Data excerpts:
▬▬▬▬▬▬▬▬▬▬
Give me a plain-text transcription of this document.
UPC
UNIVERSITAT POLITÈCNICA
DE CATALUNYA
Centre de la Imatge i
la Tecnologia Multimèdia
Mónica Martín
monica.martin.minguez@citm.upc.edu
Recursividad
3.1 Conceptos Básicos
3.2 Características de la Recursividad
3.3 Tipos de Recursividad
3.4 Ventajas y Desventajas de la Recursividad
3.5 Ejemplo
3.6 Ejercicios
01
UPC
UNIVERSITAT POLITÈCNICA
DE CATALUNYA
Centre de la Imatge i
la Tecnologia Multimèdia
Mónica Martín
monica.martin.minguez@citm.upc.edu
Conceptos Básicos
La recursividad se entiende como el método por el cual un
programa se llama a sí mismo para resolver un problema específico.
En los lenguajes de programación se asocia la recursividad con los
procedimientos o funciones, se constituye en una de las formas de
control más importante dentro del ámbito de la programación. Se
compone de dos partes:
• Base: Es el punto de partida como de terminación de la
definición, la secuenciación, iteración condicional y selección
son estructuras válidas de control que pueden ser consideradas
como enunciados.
▬▬▬▬▬▬▬▬▬▬
### WHAT IS NEEDED
Using the listing above, please repeat every entry exactly.

### WRITTEN ANSWER
Give me a plain-text transcription of this document.
UPC
UNIVERSITAT POLITÈCNICA
DE CATALUNYA
Centre de la Imatge i
la Tecnologia Multimèdia
Mónica Martín
monica.martin.minguez@citm.upc.edu
Recursividad
3.1 Conceptos Básicos
3.2 Características de la Recursividad
3.3 Tipos de Recursividad
3.4 Ventajas y Desventajas de la Recursividad
3.5 Ejemplo
3.6 Ejercicios
01
UPC
UNIVERSITAT POLITÈCNICA
DE CATALUNYA
Centre de la Imatge i
la Tecnologia Multimèdia
Mónica Martín
monica.martin.minguez@citm.upc.edu
Conceptos Básicos
La recursividad se entiende como el método por el cual un
programa se llama a sí mismo para resolver un problema específico.
En los lenguajes de programación se asocia la recursividad con los
procedimientos o funciones, se constituye en una de las formas de
control más importante dentro del ámbito de la programación. Se
compone de dos partes:
• Base: Es el punto de partida como de terminación de la
definición, la secuenciación, iteración condicional y selección
son estructuras válidas de control que pueden ser consideradas
como enunciados.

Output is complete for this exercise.